■ TASK PROMPT
Every line below must come back exactly as it stands, with the images omitted.
Content starts
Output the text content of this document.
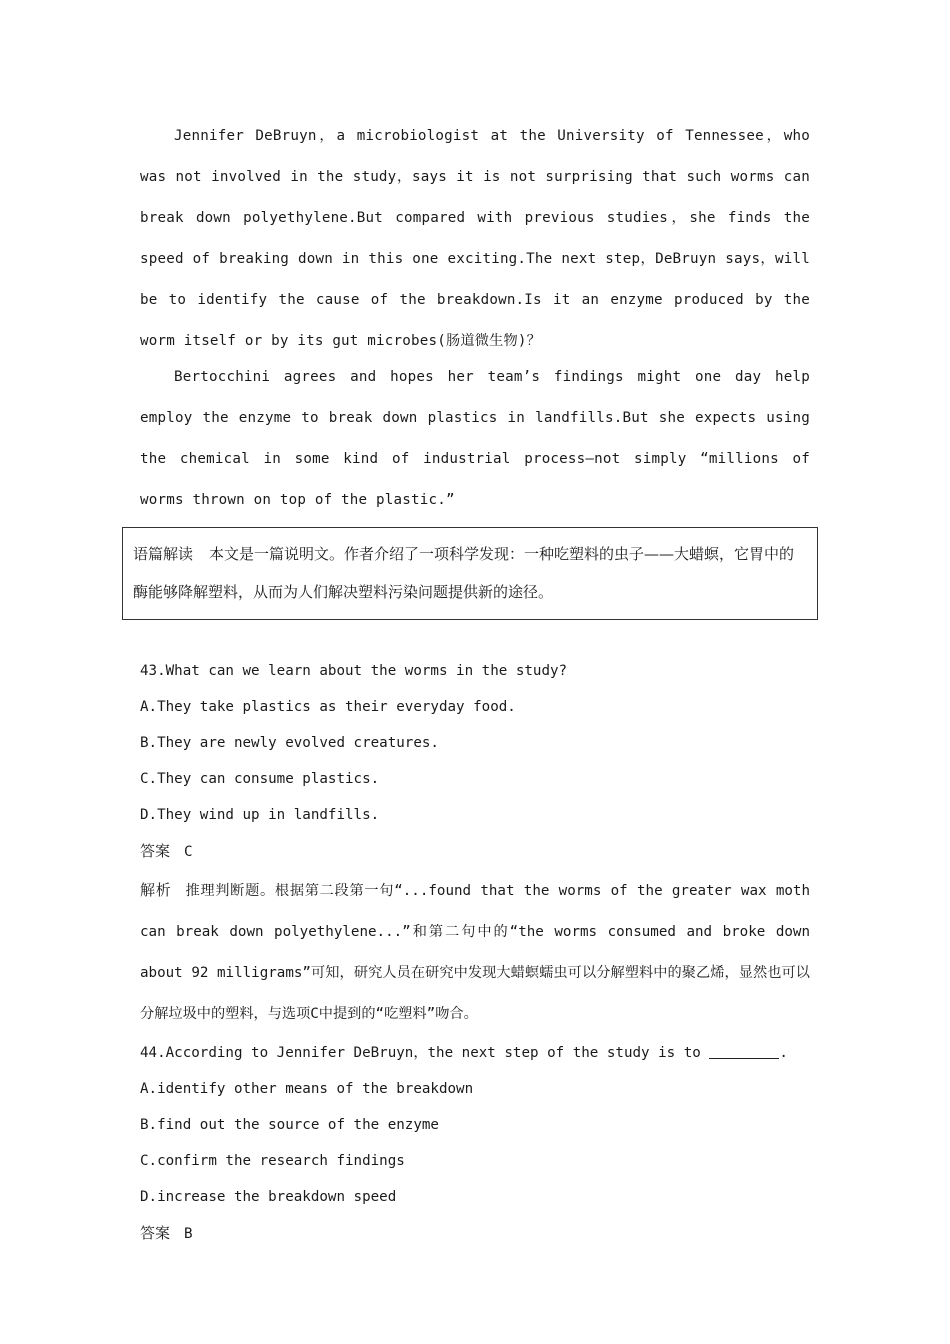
Jennifer DeBruyn，a microbiologist at the University of Tennessee，who was not involved in the study，says it is not surprising that such worms can break down polyethylene.But compared with previous studies，she finds the speed of breaking down in this one exciting.The next step，DeBruyn says，will be to identify the cause of the breakdown.Is it an enzyme produced by the worm itself or by its gut microbes(肠道微生物)？

Bertocchini agrees and hopes her team’s findings might one day help employ the enzyme to break down plastics in landfills.But she expects using the chemical in some kind of industrial process—not simply “millions of worms thrown on top of the plastic.”

语篇解读 本文是一篇说明文。作者介绍了一项科学发现：一种吃塑料的虫子——大蜡螟，它胃中的酶能够降解塑料，从而为人们解决塑料污染问题提供新的途径。
43.What can we learn about the worms in the study?
A.They take plastics as their everyday food.
B.They are newly evolved creatures.
C.They can consume plastics.
D.They wind up in landfills.
答案 C

解析 推理判断题。根据第二段第一句“...found that the worms of the greater wax moth can break down polyethylene...”和第二句中的“the worms consumed and broke down about 92 milligrams”可知，研究人员在研究中发现大蜡螟蠕虫可以分解塑料中的聚乙烯，显然也可以分解垃圾中的塑料，与选项C中提到的“吃塑料”吻合。

44.According to Jennifer DeBruyn，the next step of the study is to	.
A.identify other means of the breakdown
B.find out the source of the enzyme
C.confirm the research findings
D.increase the breakdown speed
答案 B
Content ends
■ YOUR SOLUTION
Output the text content of this document.
Jennifer DeBruyn，a microbiologist at the University of Tennessee，who was not involved in the study，says it is not surprising that such worms can break down polyethylene.But compared with previous studies，she finds the speed of breaking down in this one exciting.The next step，DeBruyn says，will be to identify the cause of the breakdown.Is it an enzyme produced by the worm itself or by its gut microbes(肠道微生物)？

Bertocchini agrees and hopes her team’s findings might one day help employ the enzyme to break down plastics in landfills.But she expects using the chemical in some kind of industrial process—not simply “millions of worms thrown on top of the plastic.”

语篇解读 本文是一篇说明文。作者介绍了一项科学发现：一种吃塑料的虫子——大蜡螟，它胃中的酶能够降解塑料，从而为人们解决塑料污染问题提供新的途径。
43.What can we learn about the worms in the study?
A.They take plastics as their everyday food.
B.They are newly evolved creatures.
C.They can consume plastics.
D.They wind up in landfills.
答案 C

解析 推理判断题。根据第二段第一句“...found that the worms of the greater wax moth can break down polyethylene...”和第二句中的“the worms consumed and broke down about 92 milligrams”可知，研究人员在研究中发现大蜡螟蠕虫可以分解塑料中的聚乙烯，显然也可以分解垃圾中的塑料，与选项C中提到的“吃塑料”吻合。

44.According to Jennifer DeBruyn，the next step of the study is to	.
A.identify other means of the breakdown
B.find out the source of the enzyme
C.confirm the research findings
D.increase the breakdown speed
答案 B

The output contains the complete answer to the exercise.